[Source material]
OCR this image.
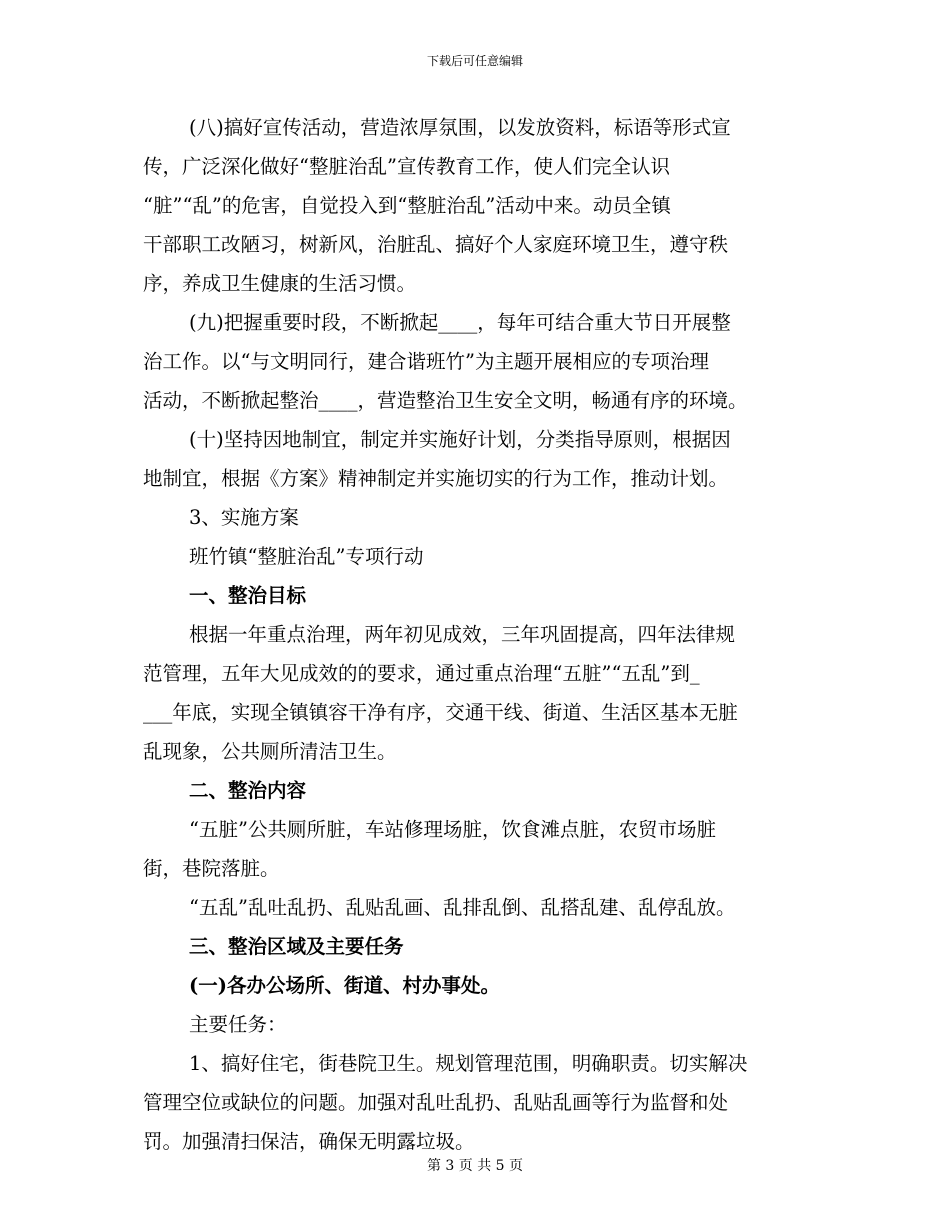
下载后可任意编辑
(八)搞好宣传活动，营造浓厚氛围，以发放资料，标语等形式宣
传，广泛深化做好“整脏治乱”宣传教育工作，使人们完全认识
“脏”“乱”的危害，自觉投入到“整脏治乱”活动中来。动员全镇
干部职工改陋习，树新风，治脏乱、搞好个人家庭环境卫生，遵守秩
序，养成卫生健康的生活习惯。
(九)把握重要时段，不断掀起____，每年可结合重大节日开展整
治工作。以“与文明同行，建合谐班竹”为主题开展相应的专项治理
活动，不断掀起整治____，营造整治卫生安全文明，畅通有序的环境。
(十)坚持因地制宜，制定并实施好计划，分类指导原则，根据因
地制宜，根据《方案》精神制定并实施切实的行为工作，推动计划。
3、实施方案
班竹镇“整脏治乱”专项行动
一、整治目标
根据一年重点治理，两年初见成效，三年巩固提高，四年法律规
范管理，五年大见成效的的要求，通过重点治理“五脏”“五乱”到_
___年底，实现全镇镇容干净有序，交通干线、街道、生活区基本无脏
乱现象，公共厕所清洁卫生。
二、整治内容
“五脏”公共厕所脏，车站修理场脏，饮食滩点脏，农贸市场脏
街，巷院落脏。
“五乱”乱吐乱扔、乱贴乱画、乱排乱倒、乱搭乱建、乱停乱放。
三、整治区域及主要任务
(一)各办公场所、街道、村办事处。
主要任务：
1、搞好住宅，街巷院卫生。规划管理范围，明确职责。切实解决
管理空位或缺位的问题。加强对乱吐乱扔、乱贴乱画等行为监督和处
罚。加强清扫保洁，确保无明露垃圾。
第 3 页 共 5 页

[Brief]
Print each entry shown above with exact wording and no pictures.

[The reply]
OCR this image.
下载后可任意编辑
(八)搞好宣传活动，营造浓厚氛围，以发放资料，标语等形式宣
传，广泛深化做好“整脏治乱”宣传教育工作，使人们完全认识
“脏”“乱”的危害，自觉投入到“整脏治乱”活动中来。动员全镇
干部职工改陋习，树新风，治脏乱、搞好个人家庭环境卫生，遵守秩
序，养成卫生健康的生活习惯。
(九)把握重要时段，不断掀起____，每年可结合重大节日开展整
治工作。以“与文明同行，建合谐班竹”为主题开展相应的专项治理
活动，不断掀起整治____，营造整治卫生安全文明，畅通有序的环境。
(十)坚持因地制宜，制定并实施好计划，分类指导原则，根据因
地制宜，根据《方案》精神制定并实施切实的行为工作，推动计划。
3、实施方案
班竹镇“整脏治乱”专项行动
一、整治目标
根据一年重点治理，两年初见成效，三年巩固提高，四年法律规
范管理，五年大见成效的的要求，通过重点治理“五脏”“五乱”到_
___年底，实现全镇镇容干净有序，交通干线、街道、生活区基本无脏
乱现象，公共厕所清洁卫生。
二、整治内容
“五脏”公共厕所脏，车站修理场脏，饮食滩点脏，农贸市场脏
街，巷院落脏。
“五乱”乱吐乱扔、乱贴乱画、乱排乱倒、乱搭乱建、乱停乱放。
三、整治区域及主要任务
(一)各办公场所、街道、村办事处。
主要任务：
1、搞好住宅，街巷院卫生。规划管理范围，明确职责。切实解决
管理空位或缺位的问题。加强对乱吐乱扔、乱贴乱画等行为监督和处
罚。加强清扫保洁，确保无明露垃圾。
第 3 页 共 5 页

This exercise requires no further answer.